* WHAT YOU WILL DO *
Transcribe the entries below exactly; leave every image out.

===== INFORMATION PROVIDED =====

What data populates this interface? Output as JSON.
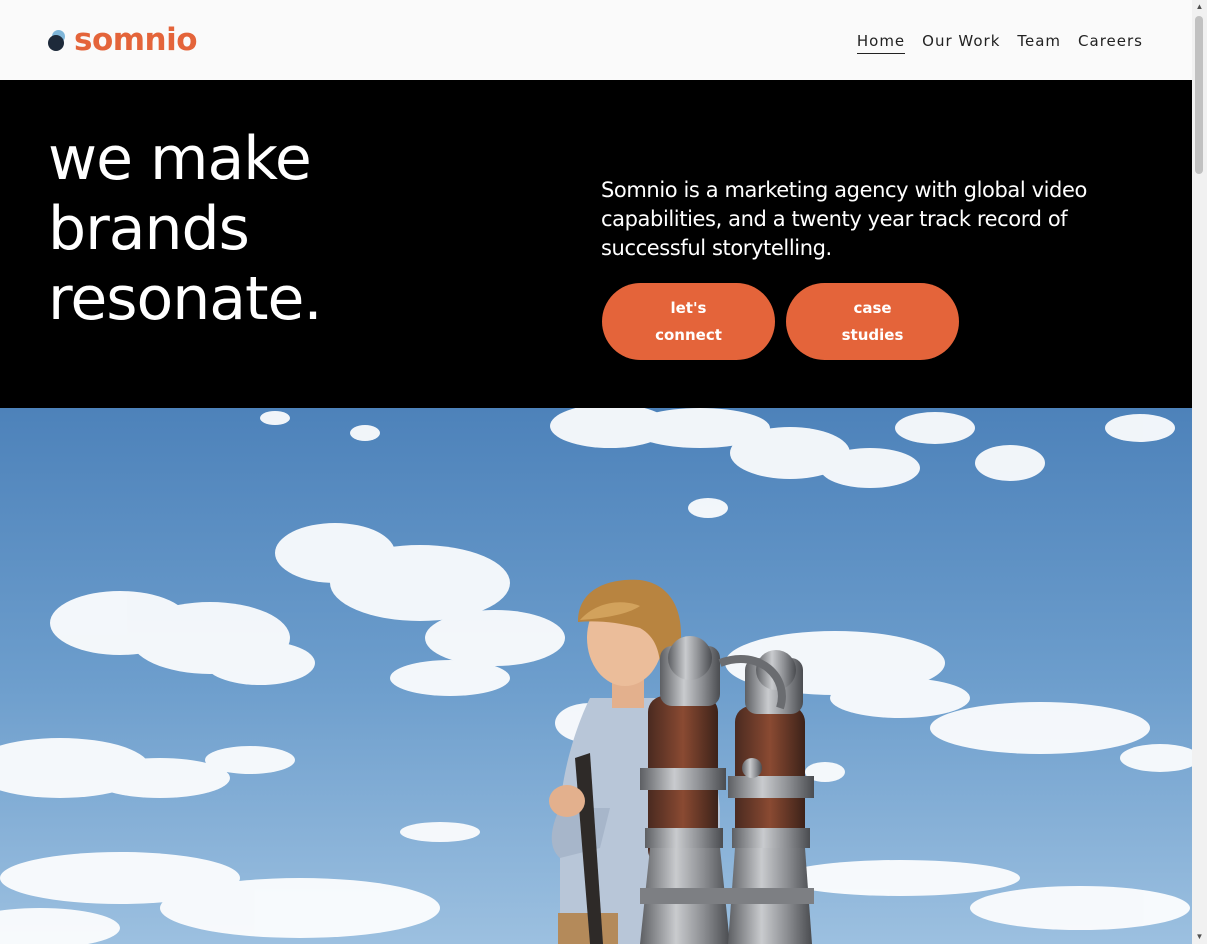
{
  "brand": {
    "name": "somnio",
    "accent_color": "#e4643a",
    "mark_icon": "logo-dots-icon"
  },
  "nav": {
    "items": [
      {
        "label": "Home",
        "active": true
      },
      {
        "label": "Our Work",
        "active": false
      },
      {
        "label": "Team",
        "active": false
      },
      {
        "label": "Careers",
        "active": false
      }
    ]
  },
  "hero": {
    "headline": "we make brands resonate.",
    "tagline": "Somnio is a marketing agency with global video capabilities, and a twenty year track record of successful storytelling.",
    "buttons": {
      "connect": "let's connect",
      "cases": "case studies"
    },
    "background": "#000000"
  },
  "photo": {
    "subject": "boy-with-jetpack-image"
  },
  "scrollbar": {
    "up_icon": "▲",
    "down_icon": "▼"
  }
}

=====

* PROBLEM SOLUTION *
What data populates this interface? Output as JSON.
{
  "brand": {
    "name": "somnio",
    "accent_color": "#e4643a",
    "mark_icon": "logo-dots-icon"
  },
  "nav": {
    "items": [
      {
        "label": "Home",
        "active": true
      },
      {
        "label": "Our Work",
        "active": false
      },
      {
        "label": "Team",
        "active": false
      },
      {
        "label": "Careers",
        "active": false
      }
    ]
  },
  "hero": {
    "headline": "we make brands resonate.",
    "tagline": "Somnio is a marketing agency with global video capabilities, and a twenty year track record of successful storytelling.",
    "buttons": {
      "connect": "let's connect",
      "cases": "case studies"
    },
    "background": "#000000"
  },
  "photo": {
    "subject": "boy-with-jetpack-image"
  },
  "scrollbar": {
    "up_icon": "▲",
    "down_icon": "▼"
  }
}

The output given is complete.